--- Excerpted data ---
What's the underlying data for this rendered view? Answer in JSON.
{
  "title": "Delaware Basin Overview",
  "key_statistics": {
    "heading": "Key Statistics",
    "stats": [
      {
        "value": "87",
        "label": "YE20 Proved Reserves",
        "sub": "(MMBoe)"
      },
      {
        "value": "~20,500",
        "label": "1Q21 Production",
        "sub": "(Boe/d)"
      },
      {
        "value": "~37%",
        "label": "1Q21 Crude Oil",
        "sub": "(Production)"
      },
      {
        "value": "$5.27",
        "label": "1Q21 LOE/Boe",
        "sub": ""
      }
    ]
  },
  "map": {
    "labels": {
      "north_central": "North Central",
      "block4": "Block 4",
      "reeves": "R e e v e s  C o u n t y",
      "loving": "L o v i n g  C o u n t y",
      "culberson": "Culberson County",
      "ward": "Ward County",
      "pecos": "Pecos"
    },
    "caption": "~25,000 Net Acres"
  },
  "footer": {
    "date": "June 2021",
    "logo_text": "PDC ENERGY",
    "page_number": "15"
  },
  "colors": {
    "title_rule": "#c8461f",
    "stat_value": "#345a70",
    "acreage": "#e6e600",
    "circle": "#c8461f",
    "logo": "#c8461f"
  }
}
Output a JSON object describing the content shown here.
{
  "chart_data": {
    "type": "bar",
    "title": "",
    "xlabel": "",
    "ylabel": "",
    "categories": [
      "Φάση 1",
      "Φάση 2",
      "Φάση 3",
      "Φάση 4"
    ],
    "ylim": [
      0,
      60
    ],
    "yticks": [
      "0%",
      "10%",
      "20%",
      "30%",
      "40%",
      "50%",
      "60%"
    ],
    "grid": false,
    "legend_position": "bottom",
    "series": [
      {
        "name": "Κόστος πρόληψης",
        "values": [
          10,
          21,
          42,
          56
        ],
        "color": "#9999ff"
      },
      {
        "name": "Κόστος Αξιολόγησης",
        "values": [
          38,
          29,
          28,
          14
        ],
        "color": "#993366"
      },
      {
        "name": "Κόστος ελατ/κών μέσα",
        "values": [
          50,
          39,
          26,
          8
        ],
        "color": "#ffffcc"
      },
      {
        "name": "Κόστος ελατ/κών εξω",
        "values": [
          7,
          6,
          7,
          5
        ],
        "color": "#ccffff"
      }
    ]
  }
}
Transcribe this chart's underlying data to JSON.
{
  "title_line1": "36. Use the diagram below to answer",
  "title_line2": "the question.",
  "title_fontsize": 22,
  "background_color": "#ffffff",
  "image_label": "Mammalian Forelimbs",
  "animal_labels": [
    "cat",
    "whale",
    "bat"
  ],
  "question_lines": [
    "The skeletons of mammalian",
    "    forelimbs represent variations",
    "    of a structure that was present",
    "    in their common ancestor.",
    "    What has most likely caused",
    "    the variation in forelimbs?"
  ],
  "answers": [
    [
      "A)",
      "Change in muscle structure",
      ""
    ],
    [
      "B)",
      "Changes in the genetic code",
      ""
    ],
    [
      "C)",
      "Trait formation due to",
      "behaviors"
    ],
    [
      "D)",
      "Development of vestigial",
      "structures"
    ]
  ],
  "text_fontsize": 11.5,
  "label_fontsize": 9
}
---
_Task description_: Every entry needs to be retyped exactly.

_Output below_:
What's the underlying data for this rendered view? Answer in JSON.
{
  "title": "Delaware Basin Overview",
  "key_statistics": {
    "heading": "Key Statistics",
    "stats": [
      {
        "value": "87",
        "label": "YE20 Proved Reserves",
        "sub": "(MMBoe)"
      },
      {
        "value": "~20,500",
        "label": "1Q21 Production",
        "sub": "(Boe/d)"
      },
      {
        "value": "~37%",
        "label": "1Q21 Crude Oil",
        "sub": "(Production)"
      },
      {
        "value": "$5.27",
        "label": "1Q21 LOE/Boe",
        "sub": ""
      }
    ]
  },
  "map": {
    "labels": {
      "north_central": "North Central",
      "block4": "Block 4",
      "reeves": "R e e v e s  C o u n t y",
      "loving": "L o v i n g  C o u n t y",
      "culberson": "Culberson County",
      "ward": "Ward County",
      "pecos": "Pecos"
    },
    "caption": "~25,000 Net Acres"
  },
  "footer": {
    "date": "June 2021",
    "logo_text": "PDC ENERGY",
    "page_number": "15"
  },
  "colors": {
    "title_rule": "#c8461f",
    "stat_value": "#345a70",
    "acreage": "#e6e600",
    "circle": "#c8461f",
    "logo": "#c8461f"
  }
}
Output a JSON object describing the content shown here.
{
  "chart_data": {
    "type": "bar",
    "title": "",
    "xlabel": "",
    "ylabel": "",
    "categories": [
      "Φάση 1",
      "Φάση 2",
      "Φάση 3",
      "Φάση 4"
    ],
    "ylim": [
      0,
      60
    ],
    "yticks": [
      "0%",
      "10%",
      "20%",
      "30%",
      "40%",
      "50%",
      "60%"
    ],
    "grid": false,
    "legend_position": "bottom",
    "series": [
      {
        "name": "Κόστος πρόληψης",
        "values": [
          10,
          21,
          42,
          56
        ],
        "color": "#9999ff"
      },
      {
        "name": "Κόστος Αξιολόγησης",
        "values": [
          38,
          29,
          28,
          14
        ],
        "color": "#993366"
      },
      {
        "name": "Κόστος ελατ/κών μέσα",
        "values": [
          50,
          39,
          26,
          8
        ],
        "color": "#ffffcc"
      },
      {
        "name": "Κόστος ελατ/κών εξω",
        "values": [
          7,
          6,
          7,
          5
        ],
        "color": "#ccffff"
      }
    ]
  }
}
Transcribe this chart's underlying data to JSON.
{
  "title_line1": "36. Use the diagram below to answer",
  "title_line2": "the question.",
  "title_fontsize": 22,
  "background_color": "#ffffff",
  "image_label": "Mammalian Forelimbs",
  "animal_labels": [
    "cat",
    "whale",
    "bat"
  ],
  "question_lines": [
    "The skeletons of mammalian",
    "    forelimbs represent variations",
    "    of a structure that was present",
    "    in their common ancestor.",
    "    What has most likely caused",
    "    the variation in forelimbs?"
  ],
  "answers": [
    [
      "A)",
      "Change in muscle structure",
      ""
    ],
    [
      "B)",
      "Changes in the genetic code",
      ""
    ],
    [
      "C)",
      "Trait formation due to",
      "behaviors"
    ],
    [
      "D)",
      "Development of vestigial",
      "structures"
    ]
  ],
  "text_fontsize": 11.5,
  "label_fontsize": 9
}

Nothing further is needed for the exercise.